[Source data]
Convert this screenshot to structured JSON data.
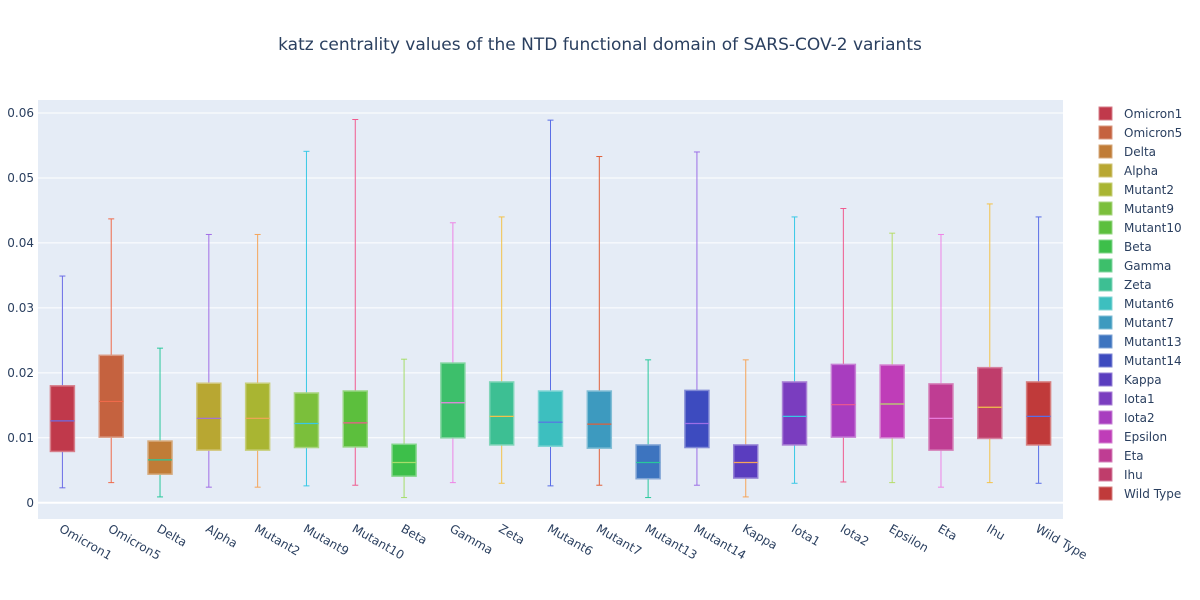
{
  "chart_data": {
    "type": "box",
    "title": "katz centrality values of the NTD functional domain of SARS-COV-2 variants",
    "xlabel": "",
    "ylabel": "",
    "ylim": [
      -0.0025,
      0.062
    ],
    "yticks": [
      0,
      0.01,
      0.02,
      0.03,
      0.04,
      0.05,
      0.06
    ],
    "ytick_labels": [
      "0",
      "0.01",
      "0.02",
      "0.03",
      "0.04",
      "0.05",
      "0.06"
    ],
    "grid": true,
    "legend_position": "right",
    "series": [
      {
        "name": "Omicron1",
        "color": "#c0394b",
        "whisker_color": "#6b6be6",
        "min": 0.0023,
        "q1": 0.0079,
        "median": 0.0126,
        "q3": 0.018,
        "max": 0.0349
      },
      {
        "name": "Omicron5",
        "color": "#c5623f",
        "whisker_color": "#ef6a4a",
        "min": 0.0031,
        "q1": 0.0101,
        "median": 0.0156,
        "q3": 0.0227,
        "max": 0.0437
      },
      {
        "name": "Delta",
        "color": "#c07c37",
        "whisker_color": "#28c89b",
        "min": 0.0009,
        "q1": 0.0044,
        "median": 0.0066,
        "q3": 0.0095,
        "max": 0.0238
      },
      {
        "name": "Alpha",
        "color": "#b8a732",
        "whisker_color": "#a26ee6",
        "min": 0.0024,
        "q1": 0.0081,
        "median": 0.013,
        "q3": 0.0184,
        "max": 0.0413
      },
      {
        "name": "Mutant2",
        "color": "#a9b532",
        "whisker_color": "#f5a55a",
        "min": 0.0024,
        "q1": 0.0081,
        "median": 0.013,
        "q3": 0.0184,
        "max": 0.0413
      },
      {
        "name": "Mutant9",
        "color": "#7bbf3b",
        "whisker_color": "#38c8e6",
        "min": 0.0026,
        "q1": 0.0085,
        "median": 0.0122,
        "q3": 0.0169,
        "max": 0.0541
      },
      {
        "name": "Mutant10",
        "color": "#5cbf3d",
        "whisker_color": "#f05a8e",
        "min": 0.0027,
        "q1": 0.0086,
        "median": 0.0123,
        "q3": 0.0172,
        "max": 0.059
      },
      {
        "name": "Beta",
        "color": "#3dbf4a",
        "whisker_color": "#a6dd6a",
        "min": 0.0008,
        "q1": 0.0041,
        "median": 0.0062,
        "q3": 0.009,
        "max": 0.0221
      },
      {
        "name": "Gamma",
        "color": "#3dbf6b",
        "whisker_color": "#ee84e6",
        "min": 0.0031,
        "q1": 0.01,
        "median": 0.0154,
        "q3": 0.0215,
        "max": 0.0431
      },
      {
        "name": "Zeta",
        "color": "#3dbf93",
        "whisker_color": "#f3c24a",
        "min": 0.003,
        "q1": 0.0089,
        "median": 0.0133,
        "q3": 0.0186,
        "max": 0.044
      },
      {
        "name": "Mutant6",
        "color": "#3dbfbf",
        "whisker_color": "#5a6ee6",
        "min": 0.0026,
        "q1": 0.0087,
        "median": 0.0124,
        "q3": 0.0172,
        "max": 0.0589
      },
      {
        "name": "Mutant7",
        "color": "#3d9abf",
        "whisker_color": "#e0603a",
        "min": 0.0027,
        "q1": 0.0084,
        "median": 0.0121,
        "q3": 0.0172,
        "max": 0.0533
      },
      {
        "name": "Mutant13",
        "color": "#3d74bf",
        "whisker_color": "#28c89b",
        "min": 0.0008,
        "q1": 0.0037,
        "median": 0.0062,
        "q3": 0.0089,
        "max": 0.022
      },
      {
        "name": "Mutant14",
        "color": "#3d4bbf",
        "whisker_color": "#9c6ee6",
        "min": 0.0027,
        "q1": 0.0085,
        "median": 0.0122,
        "q3": 0.0173,
        "max": 0.054
      },
      {
        "name": "Kappa",
        "color": "#5a3dbf",
        "whisker_color": "#f5a55a",
        "min": 0.0009,
        "q1": 0.0038,
        "median": 0.0062,
        "q3": 0.0089,
        "max": 0.022
      },
      {
        "name": "Iota1",
        "color": "#7a3dbf",
        "whisker_color": "#38c8e6",
        "min": 0.003,
        "q1": 0.0089,
        "median": 0.0133,
        "q3": 0.0186,
        "max": 0.044
      },
      {
        "name": "Iota2",
        "color": "#a83dbf",
        "whisker_color": "#f05a8e",
        "min": 0.0032,
        "q1": 0.0101,
        "median": 0.0151,
        "q3": 0.0213,
        "max": 0.0453
      },
      {
        "name": "Epsilon",
        "color": "#bf3db8",
        "whisker_color": "#b6dd6a",
        "min": 0.0031,
        "q1": 0.01,
        "median": 0.0152,
        "q3": 0.0212,
        "max": 0.0415
      },
      {
        "name": "Eta",
        "color": "#bf3d93",
        "whisker_color": "#ee84e6",
        "min": 0.0024,
        "q1": 0.0081,
        "median": 0.013,
        "q3": 0.0183,
        "max": 0.0413
      },
      {
        "name": "Ihu",
        "color": "#bf3d6b",
        "whisker_color": "#f3c24a",
        "min": 0.0031,
        "q1": 0.0099,
        "median": 0.0147,
        "q3": 0.0208,
        "max": 0.046
      },
      {
        "name": "Wild Type",
        "color": "#c03a3a",
        "whisker_color": "#5a6ee6",
        "min": 0.003,
        "q1": 0.0089,
        "median": 0.0133,
        "q3": 0.0186,
        "max": 0.044
      }
    ]
  }
}
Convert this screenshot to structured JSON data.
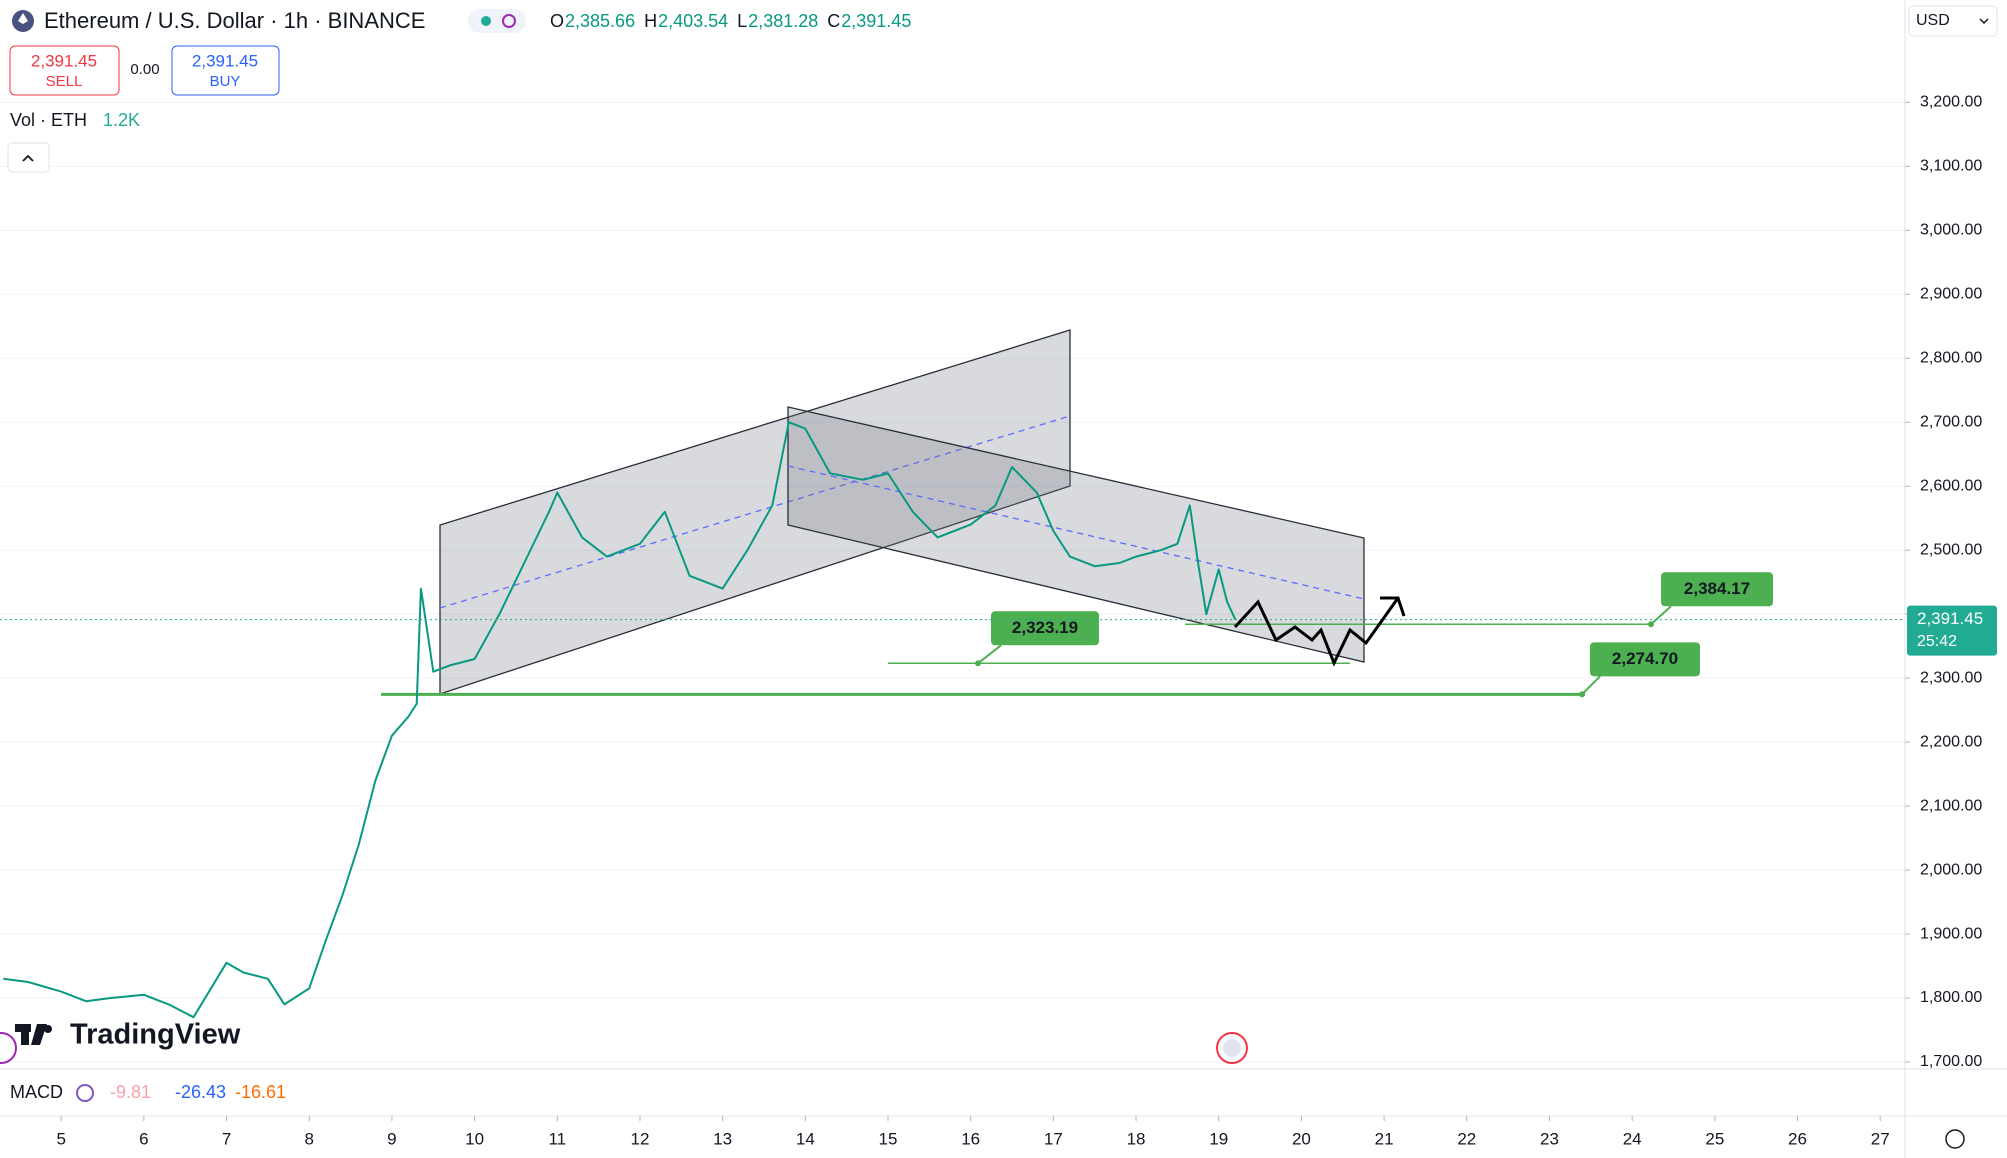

WHAT IS BEING ASKED:
Transcribe the whole listing, character for character, but not its images.

SOLUTION TO THIS EXERCISE:
Convert this screenshot to structured JSON data.
{
  "chart_data": {
    "type": "box",
    "title": "katz centrality values of the NTD functional domain of SARS-COV-2 variants",
    "xlabel": "",
    "ylabel": "",
    "ylim": [
      -0.0025,
      0.062
    ],
    "yticks": [
      0,
      0.01,
      0.02,
      0.03,
      0.04,
      0.05,
      0.06
    ],
    "ytick_labels": [
      "0",
      "0.01",
      "0.02",
      "0.03",
      "0.04",
      "0.05",
      "0.06"
    ],
    "grid": true,
    "legend_position": "right",
    "series": [
      {
        "name": "Omicron1",
        "color": "#c0394b",
        "whisker_color": "#6b6be6",
        "min": 0.0023,
        "q1": 0.0079,
        "median": 0.0126,
        "q3": 0.018,
        "max": 0.0349
      },
      {
        "name": "Omicron5",
        "color": "#c5623f",
        "whisker_color": "#ef6a4a",
        "min": 0.0031,
        "q1": 0.0101,
        "median": 0.0156,
        "q3": 0.0227,
        "max": 0.0437
      },
      {
        "name": "Delta",
        "color": "#c07c37",
        "whisker_color": "#28c89b",
        "min": 0.0009,
        "q1": 0.0044,
        "median": 0.0066,
        "q3": 0.0095,
        "max": 0.0238
      },
      {
        "name": "Alpha",
        "color": "#b8a732",
        "whisker_color": "#a26ee6",
        "min": 0.0024,
        "q1": 0.0081,
        "median": 0.013,
        "q3": 0.0184,
        "max": 0.0413
      },
      {
        "name": "Mutant2",
        "color": "#a9b532",
        "whisker_color": "#f5a55a",
        "min": 0.0024,
        "q1": 0.0081,
        "median": 0.013,
        "q3": 0.0184,
        "max": 0.0413
      },
      {
        "name": "Mutant9",
        "color": "#7bbf3b",
        "whisker_color": "#38c8e6",
        "min": 0.0026,
        "q1": 0.0085,
        "median": 0.0122,
        "q3": 0.0169,
        "max": 0.0541
      },
      {
        "name": "Mutant10",
        "color": "#5cbf3d",
        "whisker_color": "#f05a8e",
        "min": 0.0027,
        "q1": 0.0086,
        "median": 0.0123,
        "q3": 0.0172,
        "max": 0.059
      },
      {
        "name": "Beta",
        "color": "#3dbf4a",
        "whisker_color": "#a6dd6a",
        "min": 0.0008,
        "q1": 0.0041,
        "median": 0.0062,
        "q3": 0.009,
        "max": 0.0221
      },
      {
        "name": "Gamma",
        "color": "#3dbf6b",
        "whisker_color": "#ee84e6",
        "min": 0.0031,
        "q1": 0.01,
        "median": 0.0154,
        "q3": 0.0215,
        "max": 0.0431
      },
      {
        "name": "Zeta",
        "color": "#3dbf93",
        "whisker_color": "#f3c24a",
        "min": 0.003,
        "q1": 0.0089,
        "median": 0.0133,
        "q3": 0.0186,
        "max": 0.044
      },
      {
        "name": "Mutant6",
        "color": "#3dbfbf",
        "whisker_color": "#5a6ee6",
        "min": 0.0026,
        "q1": 0.0087,
        "median": 0.0124,
        "q3": 0.0172,
        "max": 0.0589
      },
      {
        "name": "Mutant7",
        "color": "#3d9abf",
        "whisker_color": "#e0603a",
        "min": 0.0027,
        "q1": 0.0084,
        "median": 0.0121,
        "q3": 0.0172,
        "max": 0.0533
      },
      {
        "name": "Mutant13",
        "color": "#3d74bf",
        "whisker_color": "#28c89b",
        "min": 0.0008,
        "q1": 0.0037,
        "median": 0.0062,
        "q3": 0.0089,
        "max": 0.022
      },
      {
        "name": "Mutant14",
        "color": "#3d4bbf",
        "whisker_color": "#9c6ee6",
        "min": 0.0027,
        "q1": 0.0085,
        "median": 0.0122,
        "q3": 0.0173,
        "max": 0.054
      },
      {
        "name": "Kappa",
        "color": "#5a3dbf",
        "whisker_color": "#f5a55a",
        "min": 0.0009,
        "q1": 0.0038,
        "median": 0.0062,
        "q3": 0.0089,
        "max": 0.022
      },
      {
        "name": "Iota1",
        "color": "#7a3dbf",
        "whisker_color": "#38c8e6",
        "min": 0.003,
        "q1": 0.0089,
        "median": 0.0133,
        "q3": 0.0186,
        "max": 0.044
      },
      {
        "name": "Iota2",
        "color": "#a83dbf",
        "whisker_color": "#f05a8e",
        "min": 0.0032,
        "q1": 0.0101,
        "median": 0.0151,
        "q3": 0.0213,
        "max": 0.0453
      },
      {
        "name": "Epsilon",
        "color": "#bf3db8",
        "whisker_color": "#b6dd6a",
        "min": 0.0031,
        "q1": 0.01,
        "median": 0.0152,
        "q3": 0.0212,
        "max": 0.0415
      },
      {
        "name": "Eta",
        "color": "#bf3d93",
        "whisker_color": "#ee84e6",
        "min": 0.0024,
        "q1": 0.0081,
        "median": 0.013,
        "q3": 0.0183,
        "max": 0.0413
      },
      {
        "name": "Ihu",
        "color": "#bf3d6b",
        "whisker_color": "#f3c24a",
        "min": 0.0031,
        "q1": 0.0099,
        "median": 0.0147,
        "q3": 0.0208,
        "max": 0.046
      },
      {
        "name": "Wild Type",
        "color": "#c03a3a",
        "whisker_color": "#5a6ee6",
        "min": 0.003,
        "q1": 0.0089,
        "median": 0.0133,
        "q3": 0.0186,
        "max": 0.044
      }
    ]
  }
}
Convert this screenshot to structured JSON data.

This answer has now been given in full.